GIVEN DATA:
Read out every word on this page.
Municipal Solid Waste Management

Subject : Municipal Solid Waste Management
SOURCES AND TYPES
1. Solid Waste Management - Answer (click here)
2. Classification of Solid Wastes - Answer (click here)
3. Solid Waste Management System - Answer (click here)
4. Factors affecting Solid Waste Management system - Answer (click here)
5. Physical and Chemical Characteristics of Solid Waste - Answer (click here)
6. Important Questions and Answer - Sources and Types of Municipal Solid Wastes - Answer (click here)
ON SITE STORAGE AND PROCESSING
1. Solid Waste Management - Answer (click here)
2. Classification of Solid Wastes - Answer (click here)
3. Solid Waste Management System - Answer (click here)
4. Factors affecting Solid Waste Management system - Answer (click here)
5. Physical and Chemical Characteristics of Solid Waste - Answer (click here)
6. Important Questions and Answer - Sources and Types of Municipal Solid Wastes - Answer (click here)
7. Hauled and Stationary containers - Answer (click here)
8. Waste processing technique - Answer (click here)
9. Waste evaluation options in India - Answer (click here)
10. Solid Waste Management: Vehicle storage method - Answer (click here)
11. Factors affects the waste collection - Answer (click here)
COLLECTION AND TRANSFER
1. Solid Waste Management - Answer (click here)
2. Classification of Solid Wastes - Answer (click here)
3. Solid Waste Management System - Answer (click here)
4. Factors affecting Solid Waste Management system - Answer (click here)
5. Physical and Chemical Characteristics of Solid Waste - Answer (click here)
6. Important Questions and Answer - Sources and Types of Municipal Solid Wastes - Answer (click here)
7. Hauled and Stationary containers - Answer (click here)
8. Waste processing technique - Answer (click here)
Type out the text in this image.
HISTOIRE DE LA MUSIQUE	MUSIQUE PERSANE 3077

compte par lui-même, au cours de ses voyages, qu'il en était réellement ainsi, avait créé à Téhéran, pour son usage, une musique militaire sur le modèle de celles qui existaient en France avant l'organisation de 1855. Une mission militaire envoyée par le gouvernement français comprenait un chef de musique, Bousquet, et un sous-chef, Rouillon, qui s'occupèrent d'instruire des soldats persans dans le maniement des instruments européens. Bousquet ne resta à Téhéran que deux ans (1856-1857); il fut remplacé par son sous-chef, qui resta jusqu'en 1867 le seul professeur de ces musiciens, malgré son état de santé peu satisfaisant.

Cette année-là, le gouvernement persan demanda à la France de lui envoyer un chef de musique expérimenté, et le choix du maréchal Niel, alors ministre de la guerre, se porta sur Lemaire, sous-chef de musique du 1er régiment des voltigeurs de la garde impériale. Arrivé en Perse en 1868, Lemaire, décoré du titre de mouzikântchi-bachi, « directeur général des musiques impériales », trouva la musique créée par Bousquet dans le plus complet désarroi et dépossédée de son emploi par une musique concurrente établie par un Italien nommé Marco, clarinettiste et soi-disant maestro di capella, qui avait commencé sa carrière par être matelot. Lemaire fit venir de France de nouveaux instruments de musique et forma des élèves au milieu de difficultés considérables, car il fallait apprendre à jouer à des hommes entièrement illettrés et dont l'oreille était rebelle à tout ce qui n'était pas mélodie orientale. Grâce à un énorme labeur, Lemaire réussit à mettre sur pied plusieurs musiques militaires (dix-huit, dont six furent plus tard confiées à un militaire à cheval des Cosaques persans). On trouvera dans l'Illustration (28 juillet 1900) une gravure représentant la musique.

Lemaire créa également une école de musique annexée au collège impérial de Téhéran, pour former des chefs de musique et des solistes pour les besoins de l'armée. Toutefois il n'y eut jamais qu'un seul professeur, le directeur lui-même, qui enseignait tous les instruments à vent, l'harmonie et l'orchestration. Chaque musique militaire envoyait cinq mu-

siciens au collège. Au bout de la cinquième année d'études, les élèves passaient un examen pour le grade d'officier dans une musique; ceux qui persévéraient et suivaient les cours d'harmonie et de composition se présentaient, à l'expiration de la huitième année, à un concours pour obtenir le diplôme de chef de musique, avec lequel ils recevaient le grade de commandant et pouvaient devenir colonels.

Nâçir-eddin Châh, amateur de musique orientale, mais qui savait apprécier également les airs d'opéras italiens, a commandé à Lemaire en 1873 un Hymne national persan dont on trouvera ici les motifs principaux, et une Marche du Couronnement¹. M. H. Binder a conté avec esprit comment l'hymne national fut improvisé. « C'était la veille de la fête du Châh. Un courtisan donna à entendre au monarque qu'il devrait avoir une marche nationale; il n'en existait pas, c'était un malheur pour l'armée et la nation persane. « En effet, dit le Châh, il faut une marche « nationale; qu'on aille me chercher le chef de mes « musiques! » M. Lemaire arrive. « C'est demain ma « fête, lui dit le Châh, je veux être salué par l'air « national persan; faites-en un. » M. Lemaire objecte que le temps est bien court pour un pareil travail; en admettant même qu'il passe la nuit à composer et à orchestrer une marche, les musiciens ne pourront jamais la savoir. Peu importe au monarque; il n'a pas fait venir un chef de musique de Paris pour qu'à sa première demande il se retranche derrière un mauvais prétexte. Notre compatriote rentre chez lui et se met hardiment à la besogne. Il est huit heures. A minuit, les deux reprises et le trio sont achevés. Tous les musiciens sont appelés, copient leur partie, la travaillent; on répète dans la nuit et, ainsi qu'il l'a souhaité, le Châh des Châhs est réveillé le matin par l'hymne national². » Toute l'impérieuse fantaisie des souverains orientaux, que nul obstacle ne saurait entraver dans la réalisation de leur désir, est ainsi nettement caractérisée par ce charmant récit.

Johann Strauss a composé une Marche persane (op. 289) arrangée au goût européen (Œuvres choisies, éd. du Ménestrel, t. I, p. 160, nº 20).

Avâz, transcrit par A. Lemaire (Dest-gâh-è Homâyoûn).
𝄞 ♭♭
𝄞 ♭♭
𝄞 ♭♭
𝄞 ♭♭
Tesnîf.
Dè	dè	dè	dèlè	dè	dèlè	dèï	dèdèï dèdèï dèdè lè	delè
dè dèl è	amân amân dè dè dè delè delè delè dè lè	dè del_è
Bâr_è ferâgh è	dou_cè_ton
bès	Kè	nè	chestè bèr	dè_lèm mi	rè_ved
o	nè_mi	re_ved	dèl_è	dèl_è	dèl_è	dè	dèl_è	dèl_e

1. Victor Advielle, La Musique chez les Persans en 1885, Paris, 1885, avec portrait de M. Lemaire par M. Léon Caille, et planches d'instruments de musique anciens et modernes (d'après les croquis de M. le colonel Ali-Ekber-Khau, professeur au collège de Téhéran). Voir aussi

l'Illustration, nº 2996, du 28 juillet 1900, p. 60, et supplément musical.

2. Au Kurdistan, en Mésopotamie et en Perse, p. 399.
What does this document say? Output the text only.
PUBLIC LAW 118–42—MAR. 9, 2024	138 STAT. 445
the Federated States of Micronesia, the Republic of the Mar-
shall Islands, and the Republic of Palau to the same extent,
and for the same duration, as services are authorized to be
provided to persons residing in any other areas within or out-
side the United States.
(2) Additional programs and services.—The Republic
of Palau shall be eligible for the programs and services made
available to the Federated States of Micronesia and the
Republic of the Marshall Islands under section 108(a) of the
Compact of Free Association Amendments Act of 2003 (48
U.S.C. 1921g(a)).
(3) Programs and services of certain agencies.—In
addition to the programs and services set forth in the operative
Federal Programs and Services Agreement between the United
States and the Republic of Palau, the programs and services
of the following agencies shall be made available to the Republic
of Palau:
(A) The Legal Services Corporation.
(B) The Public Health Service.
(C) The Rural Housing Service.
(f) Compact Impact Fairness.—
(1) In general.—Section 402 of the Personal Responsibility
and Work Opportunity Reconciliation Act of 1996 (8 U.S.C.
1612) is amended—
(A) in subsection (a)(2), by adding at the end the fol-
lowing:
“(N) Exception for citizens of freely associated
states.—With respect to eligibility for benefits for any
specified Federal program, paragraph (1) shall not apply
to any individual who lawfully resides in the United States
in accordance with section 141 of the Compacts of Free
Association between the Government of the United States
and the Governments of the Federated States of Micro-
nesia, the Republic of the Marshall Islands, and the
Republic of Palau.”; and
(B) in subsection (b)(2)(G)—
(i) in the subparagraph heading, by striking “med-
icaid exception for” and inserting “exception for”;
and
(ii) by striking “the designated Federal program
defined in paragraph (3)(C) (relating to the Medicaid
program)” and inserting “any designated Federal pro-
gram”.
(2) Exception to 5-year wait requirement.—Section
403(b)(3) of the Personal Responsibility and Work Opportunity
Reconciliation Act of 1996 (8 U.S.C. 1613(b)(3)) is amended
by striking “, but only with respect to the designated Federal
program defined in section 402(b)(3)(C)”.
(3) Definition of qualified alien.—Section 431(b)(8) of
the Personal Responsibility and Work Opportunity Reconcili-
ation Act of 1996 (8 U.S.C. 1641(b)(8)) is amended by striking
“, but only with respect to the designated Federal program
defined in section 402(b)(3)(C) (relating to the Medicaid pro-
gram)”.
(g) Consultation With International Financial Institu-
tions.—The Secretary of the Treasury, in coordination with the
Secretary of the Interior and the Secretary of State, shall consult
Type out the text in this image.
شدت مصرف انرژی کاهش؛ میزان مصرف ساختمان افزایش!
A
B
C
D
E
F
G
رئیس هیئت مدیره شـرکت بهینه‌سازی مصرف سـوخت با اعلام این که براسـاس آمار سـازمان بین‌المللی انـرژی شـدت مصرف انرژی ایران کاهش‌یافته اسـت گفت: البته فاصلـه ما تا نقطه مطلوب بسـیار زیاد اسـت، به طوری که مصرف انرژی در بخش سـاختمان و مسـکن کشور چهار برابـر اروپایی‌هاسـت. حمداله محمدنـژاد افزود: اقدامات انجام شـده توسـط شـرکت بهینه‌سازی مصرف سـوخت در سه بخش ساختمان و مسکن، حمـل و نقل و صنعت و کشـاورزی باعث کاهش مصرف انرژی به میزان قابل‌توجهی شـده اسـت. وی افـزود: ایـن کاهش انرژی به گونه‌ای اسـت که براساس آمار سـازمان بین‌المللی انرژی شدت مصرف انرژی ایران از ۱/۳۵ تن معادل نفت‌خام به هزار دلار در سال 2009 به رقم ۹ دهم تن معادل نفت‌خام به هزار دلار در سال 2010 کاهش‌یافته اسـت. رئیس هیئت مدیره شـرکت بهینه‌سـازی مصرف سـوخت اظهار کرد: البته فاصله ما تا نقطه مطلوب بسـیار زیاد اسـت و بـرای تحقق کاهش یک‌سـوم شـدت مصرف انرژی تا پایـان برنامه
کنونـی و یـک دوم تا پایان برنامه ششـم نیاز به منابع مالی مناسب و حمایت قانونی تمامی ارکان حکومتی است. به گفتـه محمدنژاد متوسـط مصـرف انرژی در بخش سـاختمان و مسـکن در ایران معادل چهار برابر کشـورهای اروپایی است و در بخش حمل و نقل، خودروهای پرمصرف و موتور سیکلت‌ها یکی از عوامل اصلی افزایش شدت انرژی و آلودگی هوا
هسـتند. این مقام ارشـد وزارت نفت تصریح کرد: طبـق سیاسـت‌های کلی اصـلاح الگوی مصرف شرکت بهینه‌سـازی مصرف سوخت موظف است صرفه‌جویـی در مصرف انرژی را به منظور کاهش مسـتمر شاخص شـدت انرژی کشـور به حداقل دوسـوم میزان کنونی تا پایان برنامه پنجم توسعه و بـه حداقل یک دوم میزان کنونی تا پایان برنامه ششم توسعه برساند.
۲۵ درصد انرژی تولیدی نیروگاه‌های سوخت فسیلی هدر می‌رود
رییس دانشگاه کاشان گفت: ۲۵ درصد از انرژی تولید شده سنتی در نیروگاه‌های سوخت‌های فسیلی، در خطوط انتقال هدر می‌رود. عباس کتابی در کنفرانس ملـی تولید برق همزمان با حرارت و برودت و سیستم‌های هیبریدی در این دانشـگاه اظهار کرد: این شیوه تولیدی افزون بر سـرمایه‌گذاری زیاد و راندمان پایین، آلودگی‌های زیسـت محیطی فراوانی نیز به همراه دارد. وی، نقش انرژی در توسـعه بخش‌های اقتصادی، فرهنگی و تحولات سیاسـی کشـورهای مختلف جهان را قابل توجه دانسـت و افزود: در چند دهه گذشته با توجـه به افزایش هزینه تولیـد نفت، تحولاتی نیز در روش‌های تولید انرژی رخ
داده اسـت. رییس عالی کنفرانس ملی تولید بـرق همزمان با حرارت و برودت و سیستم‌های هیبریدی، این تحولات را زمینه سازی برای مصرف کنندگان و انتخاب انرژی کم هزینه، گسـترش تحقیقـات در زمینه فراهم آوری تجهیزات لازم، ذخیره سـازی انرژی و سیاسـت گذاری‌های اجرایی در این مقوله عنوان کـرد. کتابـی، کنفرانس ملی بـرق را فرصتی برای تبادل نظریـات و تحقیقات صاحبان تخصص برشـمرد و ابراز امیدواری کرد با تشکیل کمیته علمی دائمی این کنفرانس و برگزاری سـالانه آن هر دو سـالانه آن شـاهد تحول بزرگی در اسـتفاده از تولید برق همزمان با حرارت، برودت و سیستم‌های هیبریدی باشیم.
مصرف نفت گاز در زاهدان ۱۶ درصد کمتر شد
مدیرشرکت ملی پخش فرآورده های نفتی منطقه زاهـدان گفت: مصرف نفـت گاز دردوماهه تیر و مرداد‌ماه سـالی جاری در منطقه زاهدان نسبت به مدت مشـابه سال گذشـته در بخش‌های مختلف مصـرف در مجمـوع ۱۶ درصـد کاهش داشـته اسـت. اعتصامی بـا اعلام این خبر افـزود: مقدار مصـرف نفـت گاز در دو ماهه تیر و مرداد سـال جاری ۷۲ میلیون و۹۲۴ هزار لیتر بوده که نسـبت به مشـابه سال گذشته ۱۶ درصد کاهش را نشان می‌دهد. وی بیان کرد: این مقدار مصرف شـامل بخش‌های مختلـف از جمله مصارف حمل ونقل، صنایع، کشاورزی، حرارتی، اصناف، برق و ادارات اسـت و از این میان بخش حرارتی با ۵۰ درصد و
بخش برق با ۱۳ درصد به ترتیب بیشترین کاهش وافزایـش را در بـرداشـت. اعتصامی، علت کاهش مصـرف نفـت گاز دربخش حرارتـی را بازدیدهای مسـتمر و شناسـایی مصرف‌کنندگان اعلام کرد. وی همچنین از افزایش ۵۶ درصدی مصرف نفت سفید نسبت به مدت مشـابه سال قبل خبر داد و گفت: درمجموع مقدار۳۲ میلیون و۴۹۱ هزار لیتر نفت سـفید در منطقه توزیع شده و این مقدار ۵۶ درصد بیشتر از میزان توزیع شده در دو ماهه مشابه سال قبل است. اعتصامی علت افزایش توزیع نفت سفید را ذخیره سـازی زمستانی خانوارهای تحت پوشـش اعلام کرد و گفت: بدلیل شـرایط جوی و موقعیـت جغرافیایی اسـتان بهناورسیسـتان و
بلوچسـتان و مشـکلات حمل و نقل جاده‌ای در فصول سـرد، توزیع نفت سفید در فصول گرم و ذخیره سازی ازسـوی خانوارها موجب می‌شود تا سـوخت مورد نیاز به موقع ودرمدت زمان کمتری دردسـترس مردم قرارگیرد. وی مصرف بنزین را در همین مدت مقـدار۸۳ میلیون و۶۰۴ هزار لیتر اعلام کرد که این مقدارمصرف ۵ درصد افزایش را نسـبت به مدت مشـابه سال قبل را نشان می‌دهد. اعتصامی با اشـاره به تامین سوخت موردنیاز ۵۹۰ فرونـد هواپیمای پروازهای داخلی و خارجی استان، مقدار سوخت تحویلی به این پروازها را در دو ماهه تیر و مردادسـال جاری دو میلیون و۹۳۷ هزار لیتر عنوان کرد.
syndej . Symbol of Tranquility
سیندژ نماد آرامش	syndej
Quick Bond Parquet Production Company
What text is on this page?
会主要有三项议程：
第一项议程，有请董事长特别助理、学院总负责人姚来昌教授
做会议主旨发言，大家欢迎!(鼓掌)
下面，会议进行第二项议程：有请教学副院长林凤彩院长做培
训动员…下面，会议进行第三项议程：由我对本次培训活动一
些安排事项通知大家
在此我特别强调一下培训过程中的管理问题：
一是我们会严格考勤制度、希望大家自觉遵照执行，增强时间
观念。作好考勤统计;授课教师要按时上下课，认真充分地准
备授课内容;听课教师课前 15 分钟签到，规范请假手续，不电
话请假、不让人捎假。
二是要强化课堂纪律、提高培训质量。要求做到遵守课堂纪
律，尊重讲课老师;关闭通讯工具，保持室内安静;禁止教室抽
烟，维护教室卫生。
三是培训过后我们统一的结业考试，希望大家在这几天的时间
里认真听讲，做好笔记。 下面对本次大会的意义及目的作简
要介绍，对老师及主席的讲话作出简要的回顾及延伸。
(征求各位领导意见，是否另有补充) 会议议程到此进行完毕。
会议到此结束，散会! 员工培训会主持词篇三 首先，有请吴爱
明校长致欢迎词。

GOAL: Scan the material for lines with the word "Personal", and copy each line you find.

OUTPUT FOR THIS EXERCISE:
(1) In general.—Section 402 of the Personal Responsibility
403(b)(3) of the Personal Responsibility and Work Opportunity
the Personal Responsibility and Work Opportunity Reconcili-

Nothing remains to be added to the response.